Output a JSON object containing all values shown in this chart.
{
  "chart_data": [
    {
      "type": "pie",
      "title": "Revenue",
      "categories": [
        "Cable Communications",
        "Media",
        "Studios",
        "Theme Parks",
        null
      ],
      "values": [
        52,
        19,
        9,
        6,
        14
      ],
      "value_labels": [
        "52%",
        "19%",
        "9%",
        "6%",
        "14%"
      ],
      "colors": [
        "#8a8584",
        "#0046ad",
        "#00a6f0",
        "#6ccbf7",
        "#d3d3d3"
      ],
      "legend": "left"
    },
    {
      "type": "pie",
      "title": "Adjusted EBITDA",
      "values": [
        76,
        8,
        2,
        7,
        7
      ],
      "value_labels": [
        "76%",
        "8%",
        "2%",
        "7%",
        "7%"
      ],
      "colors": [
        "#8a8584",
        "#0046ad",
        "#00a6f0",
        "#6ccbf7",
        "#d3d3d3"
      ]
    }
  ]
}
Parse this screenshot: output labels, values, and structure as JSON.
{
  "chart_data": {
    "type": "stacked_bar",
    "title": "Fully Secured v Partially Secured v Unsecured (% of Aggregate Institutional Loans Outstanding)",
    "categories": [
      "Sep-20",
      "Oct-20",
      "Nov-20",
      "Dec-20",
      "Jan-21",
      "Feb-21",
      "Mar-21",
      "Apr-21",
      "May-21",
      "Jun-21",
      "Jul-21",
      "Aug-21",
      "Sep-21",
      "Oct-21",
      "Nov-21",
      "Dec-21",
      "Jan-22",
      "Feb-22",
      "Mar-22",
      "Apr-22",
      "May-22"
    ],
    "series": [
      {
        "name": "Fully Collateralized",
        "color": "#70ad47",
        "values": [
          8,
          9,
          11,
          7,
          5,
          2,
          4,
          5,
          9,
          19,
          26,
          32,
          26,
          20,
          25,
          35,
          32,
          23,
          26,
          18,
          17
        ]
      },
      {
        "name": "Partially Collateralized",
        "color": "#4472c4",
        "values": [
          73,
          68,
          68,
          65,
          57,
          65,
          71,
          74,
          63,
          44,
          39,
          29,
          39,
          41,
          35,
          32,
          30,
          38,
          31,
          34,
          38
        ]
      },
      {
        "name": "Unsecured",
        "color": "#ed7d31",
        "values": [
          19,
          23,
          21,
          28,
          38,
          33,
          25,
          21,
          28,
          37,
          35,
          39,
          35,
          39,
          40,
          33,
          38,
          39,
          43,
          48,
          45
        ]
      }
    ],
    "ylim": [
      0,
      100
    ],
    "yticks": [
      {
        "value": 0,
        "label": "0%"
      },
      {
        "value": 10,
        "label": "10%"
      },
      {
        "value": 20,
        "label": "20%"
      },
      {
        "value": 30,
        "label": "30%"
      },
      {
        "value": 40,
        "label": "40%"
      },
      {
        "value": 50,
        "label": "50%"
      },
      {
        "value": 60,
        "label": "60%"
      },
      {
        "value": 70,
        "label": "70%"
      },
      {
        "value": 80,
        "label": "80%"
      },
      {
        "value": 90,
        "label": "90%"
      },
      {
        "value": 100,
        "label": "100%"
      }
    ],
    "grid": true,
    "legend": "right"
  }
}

WHAT YOU SHOULD DO.
Count every line in the listing above that holds "title", then report only the count.

OUTPUT.
3